Copy all the lines of the listing below exactly. Skip the images.

+-------+

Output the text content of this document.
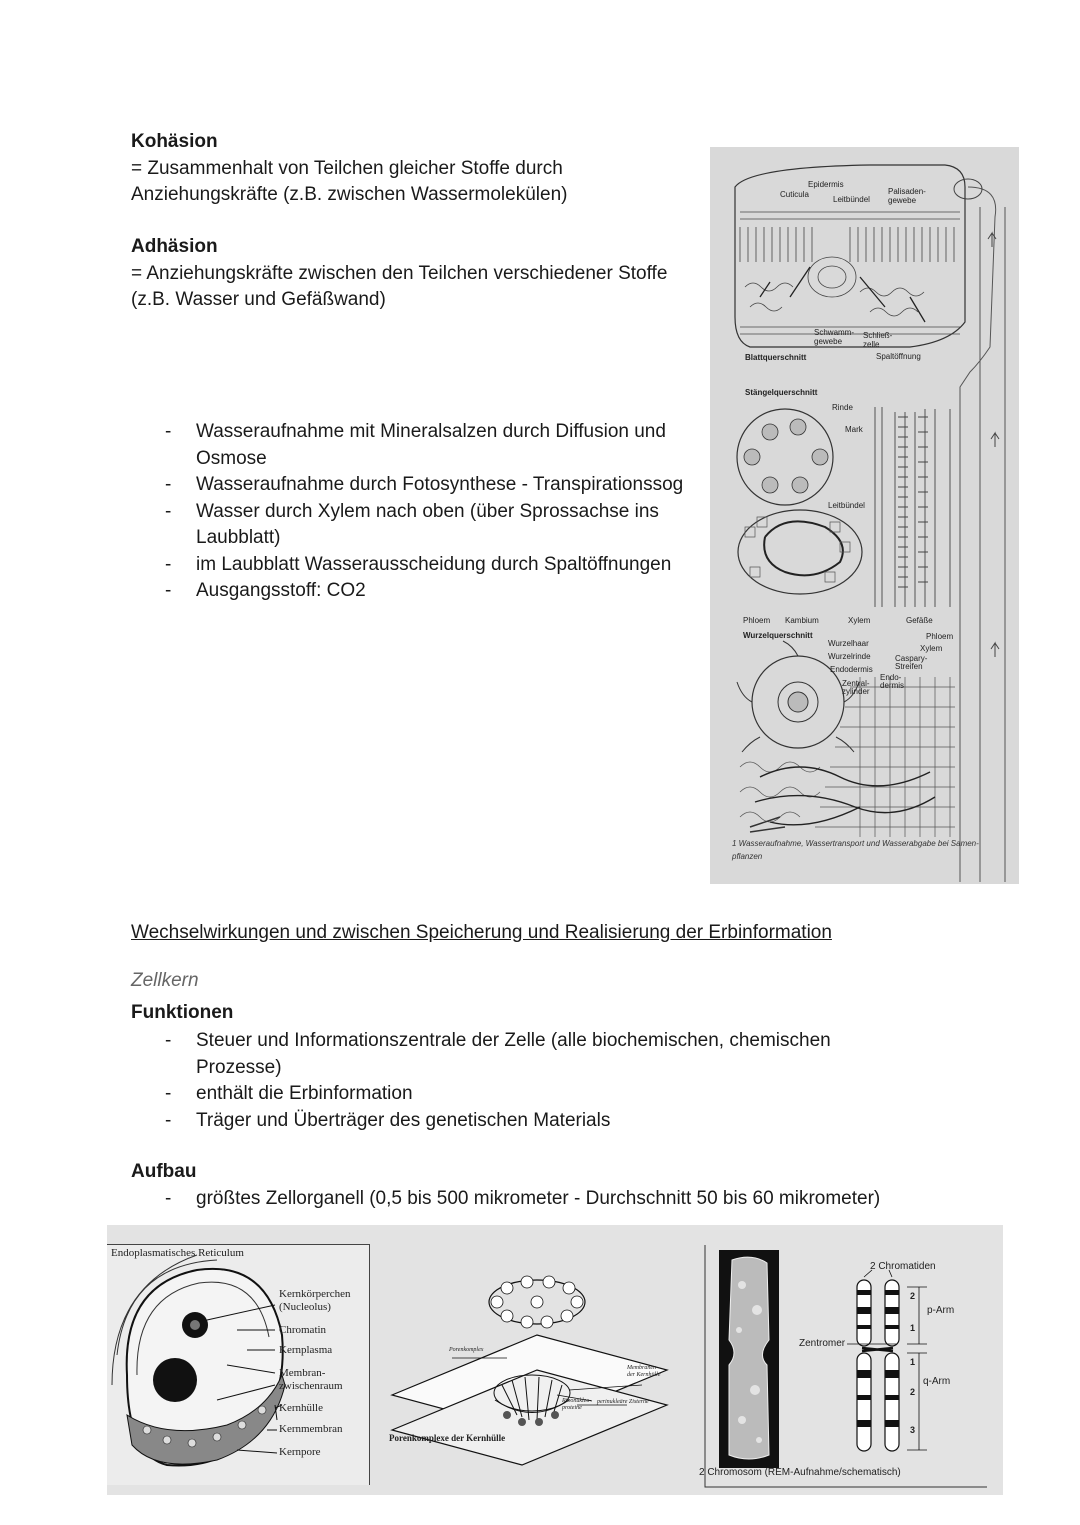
Kohäsion
= Zusammenhalt von Teilchen gleicher Stoffe durch
Anziehungskräfte (z.B. zwischen Wassermolekülen)
Adhäsion
= Anziehungskräfte zwischen den Teilchen verschiedener Stoffe
(z.B. Wasser und Gefäßwand)
- Wasseraufnahme mit Mineralsalzen durch Diffusion und Osmose
- Wasseraufnahme durch Fotosynthese - Transpirationssog
- Wasser durch Xylem nach oben (über Sprossachse ins Laubblatt)
- im Laubblatt Wasserausscheidung durch Spaltöffnungen
- Ausgangsstoff: CO2
Epidermis
Cuticula
Leitbündel
Palisaden-
gewebe
Schwamm-
gewebe
Schließ-
zelle
Blattquerschnitt	Spaltöffnung
Stängelquerschnitt
Rinde
Mark
Leitbündel
Phloem Kambium	Xylem	Gefäße
Wurzelquerschnitt
Wurzelhaar
Wurzelrinde
Endodermis
Zentral-
zylinder
Phloem
Xylem
Caspary-
Streifen
Endo-
dermis
1 Wasseraufnahme, Wassertransport und Wasserabgabe bei Samen-
pflanzen
Wechselwirkungen und zwischen Speicherung und Realisierung der Erbinformation
Zellkern
Funktionen
- Steuer und Informationszentrale der Zelle (alle biochemischen, chemischen Prozesse)
- enthält die Erbinformation
- Träger und Überträger des genetischen Materials
Aufbau
- größtes Zellorganell (0,5 bis 500 mikrometer - Durchschnitt 50 bis 60 mikrometer)
Endoplasmatisches Reticulum
Kernkörperchen
(Nucleolus)
Chromatin
Kernplasma
Membran-
zwischenraum
Kernhülle
Kernmembran
Kernpore
Porenkomplex
Membranen
der Kernhülle
Ribonukleo-
proteine
perinukleäre Zisterne
Porenkomplexe der Kernhülle
2 Chromatiden
Zentromer
p-Arm
q-Arm
2
1
1
2
3
2 Chromosom (REM-Aufnahme/schematisch)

+-------+

OUTPUT OF THE EXERCISE:
Output the text content of this document.
Kohäsion
= Zusammenhalt von Teilchen gleicher Stoffe durch
Anziehungskräfte (z.B. zwischen Wassermolekülen)
Adhäsion
= Anziehungskräfte zwischen den Teilchen verschiedener Stoffe
(z.B. Wasser und Gefäßwand)
- Wasseraufnahme mit Mineralsalzen durch Diffusion und Osmose
- Wasseraufnahme durch Fotosynthese - Transpirationssog
- Wasser durch Xylem nach oben (über Sprossachse ins Laubblatt)
- im Laubblatt Wasserausscheidung durch Spaltöffnungen
- Ausgangsstoff: CO2
Epidermis
Cuticula
Leitbündel
Palisaden-
gewebe
Schwamm-
gewebe
Schließ-
zelle
Blattquerschnitt	Spaltöffnung
Stängelquerschnitt
Rinde
Mark
Leitbündel
Phloem Kambium	Xylem	Gefäße
Wurzelquerschnitt
Wurzelhaar
Wurzelrinde
Endodermis
Zentral-
zylinder
Phloem
Xylem
Caspary-
Streifen
Endo-
dermis
1 Wasseraufnahme, Wassertransport und Wasserabgabe bei Samen-
pflanzen
Wechselwirkungen und zwischen Speicherung und Realisierung der Erbinformation
Zellkern
Funktionen
- Steuer und Informationszentrale der Zelle (alle biochemischen, chemischen Prozesse)
- enthält die Erbinformation
- Träger und Überträger des genetischen Materials
Aufbau
- größtes Zellorganell (0,5 bis 500 mikrometer - Durchschnitt 50 bis 60 mikrometer)
Endoplasmatisches Reticulum
Kernkörperchen
(Nucleolus)
Chromatin
Kernplasma
Membran-
zwischenraum
Kernhülle
Kernmembran
Kernpore
Porenkomplex
Membranen
der Kernhülle
Ribonukleo-
proteine
perinukleäre Zisterne
Porenkomplexe der Kernhülle
2 Chromatiden
Zentromer
p-Arm
q-Arm
2
1
1
2
3
2 Chromosom (REM-Aufnahme/schematisch)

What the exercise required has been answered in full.